++++ PROVIDED INFORMATION

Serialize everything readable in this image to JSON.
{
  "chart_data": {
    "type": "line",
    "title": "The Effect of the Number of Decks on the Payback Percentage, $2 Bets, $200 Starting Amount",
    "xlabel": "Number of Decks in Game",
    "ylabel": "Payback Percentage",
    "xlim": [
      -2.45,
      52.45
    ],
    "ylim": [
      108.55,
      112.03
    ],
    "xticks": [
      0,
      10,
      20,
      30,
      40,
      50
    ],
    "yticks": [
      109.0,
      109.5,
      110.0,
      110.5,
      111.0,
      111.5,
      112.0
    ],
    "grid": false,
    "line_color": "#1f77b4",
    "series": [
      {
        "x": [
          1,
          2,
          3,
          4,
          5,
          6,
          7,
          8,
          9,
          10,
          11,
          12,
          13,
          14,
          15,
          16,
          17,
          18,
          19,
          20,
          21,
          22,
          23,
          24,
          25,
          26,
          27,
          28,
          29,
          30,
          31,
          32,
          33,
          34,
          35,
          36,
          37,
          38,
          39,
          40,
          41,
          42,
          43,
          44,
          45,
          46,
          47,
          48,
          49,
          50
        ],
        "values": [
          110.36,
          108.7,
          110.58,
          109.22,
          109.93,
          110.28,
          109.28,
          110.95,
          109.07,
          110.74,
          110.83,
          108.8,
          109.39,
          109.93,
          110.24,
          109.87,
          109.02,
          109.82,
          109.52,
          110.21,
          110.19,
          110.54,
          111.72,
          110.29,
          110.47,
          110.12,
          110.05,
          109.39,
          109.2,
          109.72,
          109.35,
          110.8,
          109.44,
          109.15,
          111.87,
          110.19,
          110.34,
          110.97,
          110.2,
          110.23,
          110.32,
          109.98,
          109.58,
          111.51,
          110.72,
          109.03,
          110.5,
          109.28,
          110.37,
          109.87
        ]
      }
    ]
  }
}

++++++++

◆ WRITTEN TASK: Type out all of the material again, word for word.

◆ OUTPUT BELOW:
Serialize everything readable in this image to JSON.
{
  "chart_data": {
    "type": "line",
    "title": "The Effect of the Number of Decks on the Payback Percentage, $2 Bets, $200 Starting Amount",
    "xlabel": "Number of Decks in Game",
    "ylabel": "Payback Percentage",
    "xlim": [
      -2.45,
      52.45
    ],
    "ylim": [
      108.55,
      112.03
    ],
    "xticks": [
      0,
      10,
      20,
      30,
      40,
      50
    ],
    "yticks": [
      109.0,
      109.5,
      110.0,
      110.5,
      111.0,
      111.5,
      112.0
    ],
    "grid": false,
    "line_color": "#1f77b4",
    "series": [
      {
        "x": [
          1,
          2,
          3,
          4,
          5,
          6,
          7,
          8,
          9,
          10,
          11,
          12,
          13,
          14,
          15,
          16,
          17,
          18,
          19,
          20,
          21,
          22,
          23,
          24,
          25,
          26,
          27,
          28,
          29,
          30,
          31,
          32,
          33,
          34,
          35,
          36,
          37,
          38,
          39,
          40,
          41,
          42,
          43,
          44,
          45,
          46,
          47,
          48,
          49,
          50
        ],
        "values": [
          110.36,
          108.7,
          110.58,
          109.22,
          109.93,
          110.28,
          109.28,
          110.95,
          109.07,
          110.74,
          110.83,
          108.8,
          109.39,
          109.93,
          110.24,
          109.87,
          109.02,
          109.82,
          109.52,
          110.21,
          110.19,
          110.54,
          111.72,
          110.29,
          110.47,
          110.12,
          110.05,
          109.39,
          109.2,
          109.72,
          109.35,
          110.8,
          109.44,
          109.15,
          111.87,
          110.19,
          110.34,
          110.97,
          110.2,
          110.23,
          110.32,
          109.98,
          109.58,
          111.51,
          110.72,
          109.03,
          110.5,
          109.28,
          110.37,
          109.87
        ]
      }
    ]
  }
}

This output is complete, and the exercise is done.